What to produce – Look through the data below. Collect every line where the word "ylabel" occurs.

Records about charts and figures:
···
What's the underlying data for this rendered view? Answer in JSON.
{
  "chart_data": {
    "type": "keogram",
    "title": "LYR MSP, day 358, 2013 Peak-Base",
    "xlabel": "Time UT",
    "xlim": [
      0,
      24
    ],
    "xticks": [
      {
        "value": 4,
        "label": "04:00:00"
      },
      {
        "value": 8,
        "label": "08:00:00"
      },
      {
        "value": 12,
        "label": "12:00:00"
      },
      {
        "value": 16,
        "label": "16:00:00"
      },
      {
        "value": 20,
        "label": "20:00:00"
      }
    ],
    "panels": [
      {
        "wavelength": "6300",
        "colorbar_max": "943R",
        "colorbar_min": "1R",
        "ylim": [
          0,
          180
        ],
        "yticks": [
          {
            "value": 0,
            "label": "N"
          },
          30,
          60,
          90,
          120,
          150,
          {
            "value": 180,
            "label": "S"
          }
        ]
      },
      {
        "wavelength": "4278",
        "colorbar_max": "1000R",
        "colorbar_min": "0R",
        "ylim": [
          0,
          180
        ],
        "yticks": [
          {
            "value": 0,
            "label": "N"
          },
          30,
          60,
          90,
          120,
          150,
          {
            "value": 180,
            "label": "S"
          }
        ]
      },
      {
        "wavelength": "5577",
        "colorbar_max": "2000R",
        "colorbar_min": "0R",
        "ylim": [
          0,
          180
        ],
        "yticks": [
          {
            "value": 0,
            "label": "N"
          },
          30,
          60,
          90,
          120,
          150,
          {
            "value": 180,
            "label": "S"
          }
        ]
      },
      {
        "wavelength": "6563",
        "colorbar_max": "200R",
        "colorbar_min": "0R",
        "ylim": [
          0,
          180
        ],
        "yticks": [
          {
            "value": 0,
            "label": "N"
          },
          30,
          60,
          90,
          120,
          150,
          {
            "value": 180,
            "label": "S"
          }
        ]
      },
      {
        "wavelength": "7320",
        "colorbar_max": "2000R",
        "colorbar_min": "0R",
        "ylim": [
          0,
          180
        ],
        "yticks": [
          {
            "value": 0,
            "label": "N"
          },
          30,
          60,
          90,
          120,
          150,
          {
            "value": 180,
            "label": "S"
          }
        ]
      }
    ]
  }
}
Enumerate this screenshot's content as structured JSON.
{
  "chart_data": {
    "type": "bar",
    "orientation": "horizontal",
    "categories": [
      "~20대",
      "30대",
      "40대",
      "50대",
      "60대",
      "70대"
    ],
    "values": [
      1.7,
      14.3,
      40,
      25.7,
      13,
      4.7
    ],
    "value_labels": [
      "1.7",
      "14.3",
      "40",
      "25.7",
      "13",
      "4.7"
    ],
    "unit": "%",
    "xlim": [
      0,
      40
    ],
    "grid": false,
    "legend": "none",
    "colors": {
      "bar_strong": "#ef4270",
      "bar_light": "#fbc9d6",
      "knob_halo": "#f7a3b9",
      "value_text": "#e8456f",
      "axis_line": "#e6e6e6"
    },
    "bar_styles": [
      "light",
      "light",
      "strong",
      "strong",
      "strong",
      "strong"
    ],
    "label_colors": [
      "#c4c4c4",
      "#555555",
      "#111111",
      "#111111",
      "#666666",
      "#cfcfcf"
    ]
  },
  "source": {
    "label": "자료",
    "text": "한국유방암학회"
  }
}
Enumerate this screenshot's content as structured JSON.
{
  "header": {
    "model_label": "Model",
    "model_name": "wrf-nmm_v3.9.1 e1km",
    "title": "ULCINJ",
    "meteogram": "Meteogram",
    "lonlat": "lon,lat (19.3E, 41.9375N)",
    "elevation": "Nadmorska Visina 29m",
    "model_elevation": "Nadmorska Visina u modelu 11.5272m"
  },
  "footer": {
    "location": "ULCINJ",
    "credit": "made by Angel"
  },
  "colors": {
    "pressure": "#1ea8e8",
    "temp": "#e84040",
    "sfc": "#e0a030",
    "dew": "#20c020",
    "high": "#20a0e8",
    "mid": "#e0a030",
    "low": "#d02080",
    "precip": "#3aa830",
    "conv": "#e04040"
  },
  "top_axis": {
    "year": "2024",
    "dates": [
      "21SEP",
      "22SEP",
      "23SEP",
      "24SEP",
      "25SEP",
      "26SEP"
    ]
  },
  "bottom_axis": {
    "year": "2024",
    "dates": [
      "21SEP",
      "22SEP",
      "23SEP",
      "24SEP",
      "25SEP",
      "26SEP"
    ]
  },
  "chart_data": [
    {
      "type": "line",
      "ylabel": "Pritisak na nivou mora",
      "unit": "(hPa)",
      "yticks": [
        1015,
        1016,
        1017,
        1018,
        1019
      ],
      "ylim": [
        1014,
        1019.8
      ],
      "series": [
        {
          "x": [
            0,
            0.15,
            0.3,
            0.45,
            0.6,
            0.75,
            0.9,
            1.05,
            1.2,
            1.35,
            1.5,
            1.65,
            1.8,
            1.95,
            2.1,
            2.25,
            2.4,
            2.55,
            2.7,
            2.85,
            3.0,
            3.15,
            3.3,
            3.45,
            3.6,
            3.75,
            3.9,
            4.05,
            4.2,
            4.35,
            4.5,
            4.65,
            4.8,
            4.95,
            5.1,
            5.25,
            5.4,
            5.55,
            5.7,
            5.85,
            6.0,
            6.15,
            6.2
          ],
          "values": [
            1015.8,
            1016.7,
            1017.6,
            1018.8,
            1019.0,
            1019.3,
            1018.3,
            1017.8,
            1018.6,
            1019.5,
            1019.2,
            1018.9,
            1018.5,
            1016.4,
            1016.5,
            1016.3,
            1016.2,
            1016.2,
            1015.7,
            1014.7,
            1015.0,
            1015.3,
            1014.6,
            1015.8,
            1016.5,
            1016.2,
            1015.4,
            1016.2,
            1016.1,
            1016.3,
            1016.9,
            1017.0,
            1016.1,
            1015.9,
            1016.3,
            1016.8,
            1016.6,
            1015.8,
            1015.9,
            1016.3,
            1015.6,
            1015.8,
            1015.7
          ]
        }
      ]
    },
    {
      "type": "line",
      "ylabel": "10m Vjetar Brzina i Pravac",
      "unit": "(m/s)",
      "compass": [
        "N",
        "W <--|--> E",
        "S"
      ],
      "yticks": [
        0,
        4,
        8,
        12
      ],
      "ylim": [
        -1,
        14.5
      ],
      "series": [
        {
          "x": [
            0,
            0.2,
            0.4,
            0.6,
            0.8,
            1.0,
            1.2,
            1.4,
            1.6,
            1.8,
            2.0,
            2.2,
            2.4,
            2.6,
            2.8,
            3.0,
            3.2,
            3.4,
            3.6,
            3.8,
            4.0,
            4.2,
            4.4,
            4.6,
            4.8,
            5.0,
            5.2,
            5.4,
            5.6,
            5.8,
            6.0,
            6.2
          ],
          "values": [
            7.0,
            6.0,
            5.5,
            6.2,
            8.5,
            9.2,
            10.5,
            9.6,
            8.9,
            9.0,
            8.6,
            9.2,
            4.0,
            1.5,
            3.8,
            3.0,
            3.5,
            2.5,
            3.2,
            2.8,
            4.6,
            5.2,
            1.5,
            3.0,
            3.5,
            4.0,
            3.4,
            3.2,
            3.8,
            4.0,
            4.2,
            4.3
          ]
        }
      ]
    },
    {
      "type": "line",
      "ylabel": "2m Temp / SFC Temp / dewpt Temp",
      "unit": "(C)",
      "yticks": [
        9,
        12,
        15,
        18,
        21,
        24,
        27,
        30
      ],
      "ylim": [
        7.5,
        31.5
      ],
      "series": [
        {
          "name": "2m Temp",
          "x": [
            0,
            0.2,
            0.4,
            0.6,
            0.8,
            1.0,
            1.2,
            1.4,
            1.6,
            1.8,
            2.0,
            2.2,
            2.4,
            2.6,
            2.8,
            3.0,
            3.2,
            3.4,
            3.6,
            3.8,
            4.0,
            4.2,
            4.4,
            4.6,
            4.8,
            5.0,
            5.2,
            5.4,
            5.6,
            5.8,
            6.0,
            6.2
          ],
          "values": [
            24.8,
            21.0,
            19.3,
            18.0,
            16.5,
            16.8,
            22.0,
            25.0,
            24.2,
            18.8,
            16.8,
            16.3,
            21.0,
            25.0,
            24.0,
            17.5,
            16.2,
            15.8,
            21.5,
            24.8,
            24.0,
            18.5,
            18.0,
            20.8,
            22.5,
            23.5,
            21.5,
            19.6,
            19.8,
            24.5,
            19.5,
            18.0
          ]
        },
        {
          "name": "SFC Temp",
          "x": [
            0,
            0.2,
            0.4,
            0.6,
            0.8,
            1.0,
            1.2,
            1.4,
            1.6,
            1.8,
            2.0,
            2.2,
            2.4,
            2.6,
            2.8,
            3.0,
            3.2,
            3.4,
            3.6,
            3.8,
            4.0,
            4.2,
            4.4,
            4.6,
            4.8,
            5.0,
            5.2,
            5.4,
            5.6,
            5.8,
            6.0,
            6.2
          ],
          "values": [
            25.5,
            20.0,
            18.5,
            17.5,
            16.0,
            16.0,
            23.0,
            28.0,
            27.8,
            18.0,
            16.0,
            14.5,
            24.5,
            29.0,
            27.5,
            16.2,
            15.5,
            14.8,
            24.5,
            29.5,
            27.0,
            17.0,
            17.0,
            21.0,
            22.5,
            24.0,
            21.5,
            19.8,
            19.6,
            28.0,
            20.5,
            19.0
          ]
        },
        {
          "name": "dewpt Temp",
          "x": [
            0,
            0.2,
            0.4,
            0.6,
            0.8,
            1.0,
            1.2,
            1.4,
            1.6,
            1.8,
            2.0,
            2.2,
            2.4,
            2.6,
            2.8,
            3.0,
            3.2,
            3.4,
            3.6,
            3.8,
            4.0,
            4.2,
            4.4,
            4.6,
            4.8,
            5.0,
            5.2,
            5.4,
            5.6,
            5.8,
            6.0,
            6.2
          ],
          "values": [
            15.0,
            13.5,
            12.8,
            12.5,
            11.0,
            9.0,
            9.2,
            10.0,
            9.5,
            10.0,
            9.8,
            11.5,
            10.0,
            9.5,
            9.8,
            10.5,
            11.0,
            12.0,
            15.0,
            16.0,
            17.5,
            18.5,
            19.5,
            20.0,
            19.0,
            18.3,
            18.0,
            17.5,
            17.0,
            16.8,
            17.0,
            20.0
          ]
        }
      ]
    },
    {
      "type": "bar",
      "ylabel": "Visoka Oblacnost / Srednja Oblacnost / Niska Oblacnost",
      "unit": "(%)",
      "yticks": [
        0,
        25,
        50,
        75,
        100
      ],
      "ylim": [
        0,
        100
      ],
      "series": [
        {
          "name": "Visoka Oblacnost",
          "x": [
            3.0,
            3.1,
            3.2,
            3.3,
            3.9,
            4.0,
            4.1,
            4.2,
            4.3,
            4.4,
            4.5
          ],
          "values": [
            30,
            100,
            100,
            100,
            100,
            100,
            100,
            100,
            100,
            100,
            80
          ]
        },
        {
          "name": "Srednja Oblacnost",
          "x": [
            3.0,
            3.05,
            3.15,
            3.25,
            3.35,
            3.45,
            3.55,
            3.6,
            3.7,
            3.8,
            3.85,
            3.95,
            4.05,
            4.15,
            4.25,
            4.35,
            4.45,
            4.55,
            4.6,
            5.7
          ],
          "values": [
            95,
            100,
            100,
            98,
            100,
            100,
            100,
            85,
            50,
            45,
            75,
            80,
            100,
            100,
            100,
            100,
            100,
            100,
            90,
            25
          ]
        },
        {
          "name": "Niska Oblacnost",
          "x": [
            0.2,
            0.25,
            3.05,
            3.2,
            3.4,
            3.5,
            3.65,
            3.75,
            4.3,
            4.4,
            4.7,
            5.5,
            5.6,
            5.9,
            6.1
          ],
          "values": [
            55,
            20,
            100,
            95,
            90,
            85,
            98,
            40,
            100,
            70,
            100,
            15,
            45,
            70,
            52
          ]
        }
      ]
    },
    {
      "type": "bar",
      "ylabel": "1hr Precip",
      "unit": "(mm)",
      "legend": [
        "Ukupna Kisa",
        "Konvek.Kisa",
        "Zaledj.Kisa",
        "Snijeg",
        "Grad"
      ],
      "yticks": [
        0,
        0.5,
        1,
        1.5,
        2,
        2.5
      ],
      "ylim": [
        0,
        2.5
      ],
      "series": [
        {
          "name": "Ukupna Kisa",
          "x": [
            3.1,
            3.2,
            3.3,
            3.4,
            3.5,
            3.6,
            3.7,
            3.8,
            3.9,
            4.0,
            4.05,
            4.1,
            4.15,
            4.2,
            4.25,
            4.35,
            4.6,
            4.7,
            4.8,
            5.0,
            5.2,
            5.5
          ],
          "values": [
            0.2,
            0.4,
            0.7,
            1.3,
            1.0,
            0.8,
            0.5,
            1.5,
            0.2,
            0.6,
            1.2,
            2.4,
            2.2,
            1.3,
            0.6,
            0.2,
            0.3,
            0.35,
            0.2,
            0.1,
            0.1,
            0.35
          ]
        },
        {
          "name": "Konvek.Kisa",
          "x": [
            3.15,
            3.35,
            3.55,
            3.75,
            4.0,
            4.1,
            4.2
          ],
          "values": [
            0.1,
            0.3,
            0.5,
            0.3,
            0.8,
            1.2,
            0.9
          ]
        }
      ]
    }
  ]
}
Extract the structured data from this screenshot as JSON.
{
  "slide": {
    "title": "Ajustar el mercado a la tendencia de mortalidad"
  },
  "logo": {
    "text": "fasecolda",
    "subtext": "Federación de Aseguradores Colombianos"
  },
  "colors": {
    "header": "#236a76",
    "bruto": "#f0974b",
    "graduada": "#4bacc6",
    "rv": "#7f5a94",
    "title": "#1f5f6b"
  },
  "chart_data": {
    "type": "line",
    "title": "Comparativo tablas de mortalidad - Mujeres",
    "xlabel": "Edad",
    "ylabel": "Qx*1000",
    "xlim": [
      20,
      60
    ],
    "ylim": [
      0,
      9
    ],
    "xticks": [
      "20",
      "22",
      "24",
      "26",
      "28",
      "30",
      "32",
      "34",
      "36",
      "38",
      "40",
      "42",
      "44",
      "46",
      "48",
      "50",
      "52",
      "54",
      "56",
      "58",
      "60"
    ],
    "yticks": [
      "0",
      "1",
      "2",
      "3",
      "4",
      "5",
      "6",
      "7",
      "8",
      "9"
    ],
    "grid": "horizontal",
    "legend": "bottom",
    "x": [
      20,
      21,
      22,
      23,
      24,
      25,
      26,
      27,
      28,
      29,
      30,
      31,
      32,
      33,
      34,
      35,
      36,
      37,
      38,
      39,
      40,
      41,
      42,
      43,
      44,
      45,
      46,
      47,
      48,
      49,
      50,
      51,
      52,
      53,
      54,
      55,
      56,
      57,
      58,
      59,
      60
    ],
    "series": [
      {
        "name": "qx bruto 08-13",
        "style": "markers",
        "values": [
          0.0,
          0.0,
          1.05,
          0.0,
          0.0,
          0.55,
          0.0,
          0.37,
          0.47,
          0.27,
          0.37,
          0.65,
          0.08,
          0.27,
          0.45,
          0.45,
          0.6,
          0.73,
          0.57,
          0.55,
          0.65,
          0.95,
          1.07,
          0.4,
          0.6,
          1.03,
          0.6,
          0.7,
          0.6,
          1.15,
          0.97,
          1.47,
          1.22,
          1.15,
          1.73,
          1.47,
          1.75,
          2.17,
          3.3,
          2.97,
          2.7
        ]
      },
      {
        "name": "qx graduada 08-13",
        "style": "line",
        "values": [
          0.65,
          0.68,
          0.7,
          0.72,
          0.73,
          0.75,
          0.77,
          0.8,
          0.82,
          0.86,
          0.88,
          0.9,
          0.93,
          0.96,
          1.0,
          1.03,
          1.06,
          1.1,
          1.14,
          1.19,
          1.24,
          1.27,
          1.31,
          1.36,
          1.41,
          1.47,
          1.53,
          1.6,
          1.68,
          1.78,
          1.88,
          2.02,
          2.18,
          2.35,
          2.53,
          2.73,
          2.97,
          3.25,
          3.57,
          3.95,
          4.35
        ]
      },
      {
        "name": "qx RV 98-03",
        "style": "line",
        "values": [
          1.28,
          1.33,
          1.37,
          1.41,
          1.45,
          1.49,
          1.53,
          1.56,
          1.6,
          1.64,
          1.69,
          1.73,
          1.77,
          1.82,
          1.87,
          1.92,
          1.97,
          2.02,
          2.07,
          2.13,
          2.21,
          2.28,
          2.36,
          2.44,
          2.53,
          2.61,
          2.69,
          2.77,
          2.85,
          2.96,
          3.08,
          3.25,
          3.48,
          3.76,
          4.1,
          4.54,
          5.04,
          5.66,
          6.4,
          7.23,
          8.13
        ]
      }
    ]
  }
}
···
Answer to this task –
      "ylabel": "Pritisak na nivou mora",
      "ylabel": "10m Vjetar Brzina i Pravac",
      "ylabel": "2m Temp / SFC Temp / dewpt Temp",
      "ylabel": "Visoka Oblacnost / Srednja Oblacnost / Niska Oblacnost",
      "ylabel": "1hr Precip",
    "ylabel": "Qx*1000",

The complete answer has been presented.